ENTRIES:
###

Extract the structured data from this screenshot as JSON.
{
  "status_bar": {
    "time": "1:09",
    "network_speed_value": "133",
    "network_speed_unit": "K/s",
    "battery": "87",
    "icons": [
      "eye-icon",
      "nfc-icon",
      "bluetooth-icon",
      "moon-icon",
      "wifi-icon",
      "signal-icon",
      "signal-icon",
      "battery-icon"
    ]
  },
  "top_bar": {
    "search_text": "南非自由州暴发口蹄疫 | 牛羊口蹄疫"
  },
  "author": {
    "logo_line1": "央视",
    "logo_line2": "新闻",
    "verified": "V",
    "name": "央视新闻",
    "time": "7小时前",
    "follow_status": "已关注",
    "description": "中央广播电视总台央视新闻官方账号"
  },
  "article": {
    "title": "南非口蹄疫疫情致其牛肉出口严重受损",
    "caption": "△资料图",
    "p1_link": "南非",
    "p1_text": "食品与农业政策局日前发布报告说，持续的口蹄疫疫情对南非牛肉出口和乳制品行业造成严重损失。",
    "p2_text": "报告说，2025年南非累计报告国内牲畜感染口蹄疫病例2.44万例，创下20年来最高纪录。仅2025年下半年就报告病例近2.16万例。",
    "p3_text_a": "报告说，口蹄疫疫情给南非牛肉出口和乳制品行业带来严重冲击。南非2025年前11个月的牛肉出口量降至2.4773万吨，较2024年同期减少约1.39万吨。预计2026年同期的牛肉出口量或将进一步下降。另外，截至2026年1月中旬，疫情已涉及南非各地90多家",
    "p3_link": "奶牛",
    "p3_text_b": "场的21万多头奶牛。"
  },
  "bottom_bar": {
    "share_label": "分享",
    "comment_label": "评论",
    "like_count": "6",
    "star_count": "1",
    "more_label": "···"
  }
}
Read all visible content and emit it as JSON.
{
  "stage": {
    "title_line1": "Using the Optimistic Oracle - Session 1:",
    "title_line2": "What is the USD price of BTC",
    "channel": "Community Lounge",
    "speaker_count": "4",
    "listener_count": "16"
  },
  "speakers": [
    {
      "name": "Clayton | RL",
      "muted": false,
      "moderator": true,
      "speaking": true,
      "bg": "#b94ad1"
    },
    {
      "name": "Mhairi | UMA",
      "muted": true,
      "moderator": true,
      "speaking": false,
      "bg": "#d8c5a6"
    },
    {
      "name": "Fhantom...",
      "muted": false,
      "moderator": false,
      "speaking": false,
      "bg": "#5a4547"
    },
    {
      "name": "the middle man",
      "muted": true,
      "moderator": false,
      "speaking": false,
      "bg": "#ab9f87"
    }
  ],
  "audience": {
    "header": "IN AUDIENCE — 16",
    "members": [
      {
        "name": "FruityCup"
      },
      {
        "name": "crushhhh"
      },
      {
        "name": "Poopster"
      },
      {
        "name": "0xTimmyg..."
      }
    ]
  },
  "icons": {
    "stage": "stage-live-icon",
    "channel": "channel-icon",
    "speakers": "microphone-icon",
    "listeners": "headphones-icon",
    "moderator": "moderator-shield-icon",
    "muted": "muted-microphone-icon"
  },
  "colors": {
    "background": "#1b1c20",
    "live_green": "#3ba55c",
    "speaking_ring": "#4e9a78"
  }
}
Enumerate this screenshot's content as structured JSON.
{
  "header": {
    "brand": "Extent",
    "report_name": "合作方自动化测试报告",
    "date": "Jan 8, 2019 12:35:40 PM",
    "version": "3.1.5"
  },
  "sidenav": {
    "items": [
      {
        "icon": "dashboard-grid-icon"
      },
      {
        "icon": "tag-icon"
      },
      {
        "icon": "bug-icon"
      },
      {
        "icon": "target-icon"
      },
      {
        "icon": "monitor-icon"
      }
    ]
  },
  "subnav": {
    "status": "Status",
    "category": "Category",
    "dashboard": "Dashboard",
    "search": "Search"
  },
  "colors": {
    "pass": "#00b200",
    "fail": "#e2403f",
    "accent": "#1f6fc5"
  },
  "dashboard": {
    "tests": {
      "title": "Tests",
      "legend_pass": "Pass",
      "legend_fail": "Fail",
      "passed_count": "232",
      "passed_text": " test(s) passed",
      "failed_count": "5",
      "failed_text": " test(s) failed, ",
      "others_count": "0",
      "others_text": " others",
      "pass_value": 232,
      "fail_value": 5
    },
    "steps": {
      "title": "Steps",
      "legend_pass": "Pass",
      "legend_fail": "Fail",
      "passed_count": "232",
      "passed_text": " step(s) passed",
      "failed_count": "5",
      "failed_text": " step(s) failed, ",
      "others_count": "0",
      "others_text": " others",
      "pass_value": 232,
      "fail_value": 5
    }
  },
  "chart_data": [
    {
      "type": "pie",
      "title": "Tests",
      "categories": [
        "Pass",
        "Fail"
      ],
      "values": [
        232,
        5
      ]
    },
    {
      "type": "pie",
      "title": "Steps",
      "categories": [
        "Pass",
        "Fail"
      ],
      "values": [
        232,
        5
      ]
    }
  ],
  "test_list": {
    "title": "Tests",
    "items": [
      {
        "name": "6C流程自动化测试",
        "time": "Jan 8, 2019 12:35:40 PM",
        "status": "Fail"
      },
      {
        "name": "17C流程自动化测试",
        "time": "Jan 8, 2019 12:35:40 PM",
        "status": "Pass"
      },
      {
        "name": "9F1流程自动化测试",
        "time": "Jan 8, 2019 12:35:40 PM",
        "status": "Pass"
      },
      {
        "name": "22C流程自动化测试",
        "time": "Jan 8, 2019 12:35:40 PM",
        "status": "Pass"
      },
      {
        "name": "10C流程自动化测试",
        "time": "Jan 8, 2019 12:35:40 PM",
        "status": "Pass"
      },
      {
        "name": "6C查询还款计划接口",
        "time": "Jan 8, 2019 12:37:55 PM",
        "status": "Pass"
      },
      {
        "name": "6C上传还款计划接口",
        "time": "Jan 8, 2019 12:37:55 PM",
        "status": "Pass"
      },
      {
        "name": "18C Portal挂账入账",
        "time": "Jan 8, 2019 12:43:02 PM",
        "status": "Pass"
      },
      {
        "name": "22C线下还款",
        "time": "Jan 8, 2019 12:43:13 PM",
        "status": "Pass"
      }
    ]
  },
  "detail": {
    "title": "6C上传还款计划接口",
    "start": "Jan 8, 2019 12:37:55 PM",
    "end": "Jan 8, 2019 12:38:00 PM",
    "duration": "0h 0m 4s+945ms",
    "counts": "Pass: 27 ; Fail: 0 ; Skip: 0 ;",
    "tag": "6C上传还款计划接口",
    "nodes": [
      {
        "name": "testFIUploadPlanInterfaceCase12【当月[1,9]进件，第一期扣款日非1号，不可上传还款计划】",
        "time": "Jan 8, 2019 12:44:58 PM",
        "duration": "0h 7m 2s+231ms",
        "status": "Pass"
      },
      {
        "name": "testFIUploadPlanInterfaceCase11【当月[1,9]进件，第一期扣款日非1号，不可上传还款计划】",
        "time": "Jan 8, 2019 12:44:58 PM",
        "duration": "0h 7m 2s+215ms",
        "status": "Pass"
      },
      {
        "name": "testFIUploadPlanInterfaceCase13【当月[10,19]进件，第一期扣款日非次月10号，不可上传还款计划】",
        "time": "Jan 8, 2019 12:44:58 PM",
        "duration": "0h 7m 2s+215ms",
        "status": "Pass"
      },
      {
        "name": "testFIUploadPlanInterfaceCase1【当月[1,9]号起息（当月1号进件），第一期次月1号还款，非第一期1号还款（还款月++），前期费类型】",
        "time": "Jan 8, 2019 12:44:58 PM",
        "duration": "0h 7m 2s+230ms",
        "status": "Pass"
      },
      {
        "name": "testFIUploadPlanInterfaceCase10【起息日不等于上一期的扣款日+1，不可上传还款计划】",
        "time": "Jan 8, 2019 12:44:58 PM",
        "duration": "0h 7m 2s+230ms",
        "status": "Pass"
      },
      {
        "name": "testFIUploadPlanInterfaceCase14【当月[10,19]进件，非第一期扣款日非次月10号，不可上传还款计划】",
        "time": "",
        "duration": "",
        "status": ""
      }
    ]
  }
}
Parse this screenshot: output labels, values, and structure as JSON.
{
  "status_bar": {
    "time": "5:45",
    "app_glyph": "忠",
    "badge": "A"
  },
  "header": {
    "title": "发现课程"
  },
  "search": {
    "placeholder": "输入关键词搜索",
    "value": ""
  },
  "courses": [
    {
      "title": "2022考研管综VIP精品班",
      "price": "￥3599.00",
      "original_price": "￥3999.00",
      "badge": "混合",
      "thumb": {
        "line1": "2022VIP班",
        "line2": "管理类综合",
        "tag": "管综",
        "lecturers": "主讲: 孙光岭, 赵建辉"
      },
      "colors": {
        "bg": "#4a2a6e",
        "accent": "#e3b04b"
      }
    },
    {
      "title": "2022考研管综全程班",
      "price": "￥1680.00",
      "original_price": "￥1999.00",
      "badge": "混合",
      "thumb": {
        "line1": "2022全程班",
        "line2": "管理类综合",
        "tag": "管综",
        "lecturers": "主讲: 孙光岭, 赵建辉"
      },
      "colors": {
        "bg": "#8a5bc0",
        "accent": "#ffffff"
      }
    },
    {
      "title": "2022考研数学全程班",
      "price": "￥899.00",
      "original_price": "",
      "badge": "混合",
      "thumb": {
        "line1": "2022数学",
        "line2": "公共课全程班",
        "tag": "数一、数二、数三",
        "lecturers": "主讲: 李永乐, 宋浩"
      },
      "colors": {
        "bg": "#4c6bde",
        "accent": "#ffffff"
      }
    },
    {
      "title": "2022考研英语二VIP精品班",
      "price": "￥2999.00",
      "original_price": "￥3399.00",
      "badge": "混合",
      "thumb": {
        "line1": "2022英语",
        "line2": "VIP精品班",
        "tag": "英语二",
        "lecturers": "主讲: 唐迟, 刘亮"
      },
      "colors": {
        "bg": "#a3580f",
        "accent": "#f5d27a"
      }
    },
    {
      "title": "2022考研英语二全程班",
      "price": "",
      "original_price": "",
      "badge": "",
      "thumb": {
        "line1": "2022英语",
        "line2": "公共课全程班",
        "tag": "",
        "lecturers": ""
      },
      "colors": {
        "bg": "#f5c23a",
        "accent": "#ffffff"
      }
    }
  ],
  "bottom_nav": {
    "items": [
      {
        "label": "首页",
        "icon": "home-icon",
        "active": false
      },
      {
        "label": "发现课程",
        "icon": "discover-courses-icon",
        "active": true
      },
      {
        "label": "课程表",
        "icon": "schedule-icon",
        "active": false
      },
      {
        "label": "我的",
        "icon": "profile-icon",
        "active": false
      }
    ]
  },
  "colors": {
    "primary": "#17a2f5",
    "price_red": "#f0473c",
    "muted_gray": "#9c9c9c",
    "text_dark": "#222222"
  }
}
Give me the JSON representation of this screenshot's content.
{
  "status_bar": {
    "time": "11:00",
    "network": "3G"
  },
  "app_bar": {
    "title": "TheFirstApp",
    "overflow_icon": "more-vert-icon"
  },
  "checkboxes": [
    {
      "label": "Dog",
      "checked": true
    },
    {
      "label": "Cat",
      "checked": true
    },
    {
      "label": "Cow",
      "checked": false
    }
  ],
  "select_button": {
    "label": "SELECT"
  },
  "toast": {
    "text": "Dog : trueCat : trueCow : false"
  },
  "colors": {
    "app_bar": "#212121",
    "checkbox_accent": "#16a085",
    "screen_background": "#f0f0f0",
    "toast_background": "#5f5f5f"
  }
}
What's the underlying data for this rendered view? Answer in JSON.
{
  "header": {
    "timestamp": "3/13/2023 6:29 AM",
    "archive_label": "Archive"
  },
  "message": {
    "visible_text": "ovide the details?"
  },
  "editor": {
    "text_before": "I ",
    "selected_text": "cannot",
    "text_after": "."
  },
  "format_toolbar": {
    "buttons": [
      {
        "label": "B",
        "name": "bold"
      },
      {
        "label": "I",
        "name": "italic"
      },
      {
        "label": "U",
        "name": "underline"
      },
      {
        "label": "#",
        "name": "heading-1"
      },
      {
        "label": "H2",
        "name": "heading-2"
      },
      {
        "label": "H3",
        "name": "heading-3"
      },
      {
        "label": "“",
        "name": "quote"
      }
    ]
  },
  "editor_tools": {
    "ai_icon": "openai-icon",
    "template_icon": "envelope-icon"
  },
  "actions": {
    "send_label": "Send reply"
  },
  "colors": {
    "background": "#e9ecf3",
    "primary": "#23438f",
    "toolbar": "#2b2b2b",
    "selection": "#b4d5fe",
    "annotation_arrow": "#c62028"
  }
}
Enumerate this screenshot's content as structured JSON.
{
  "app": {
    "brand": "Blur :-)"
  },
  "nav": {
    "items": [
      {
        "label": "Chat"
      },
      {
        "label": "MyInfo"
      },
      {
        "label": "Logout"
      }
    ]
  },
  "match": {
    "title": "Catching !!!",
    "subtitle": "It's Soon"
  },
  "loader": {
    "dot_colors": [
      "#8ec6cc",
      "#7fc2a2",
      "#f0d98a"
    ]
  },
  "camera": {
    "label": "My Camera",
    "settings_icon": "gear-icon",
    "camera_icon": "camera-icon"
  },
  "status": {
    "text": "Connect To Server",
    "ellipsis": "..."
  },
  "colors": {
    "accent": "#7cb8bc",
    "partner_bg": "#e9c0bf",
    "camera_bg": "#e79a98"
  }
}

###

SHORT PROBLEM: Scan the material and collect every line that contains "lecturers".

ANSWER TO THE PROBLEM:
        "lecturers": "主讲: 孙光岭, 赵建辉"
        "lecturers": "主讲: 孙光岭, 赵建辉"
        "lecturers": "主讲: 李永乐, 宋浩"
        "lecturers": "主讲: 唐迟, 刘亮"
        "lecturers": ""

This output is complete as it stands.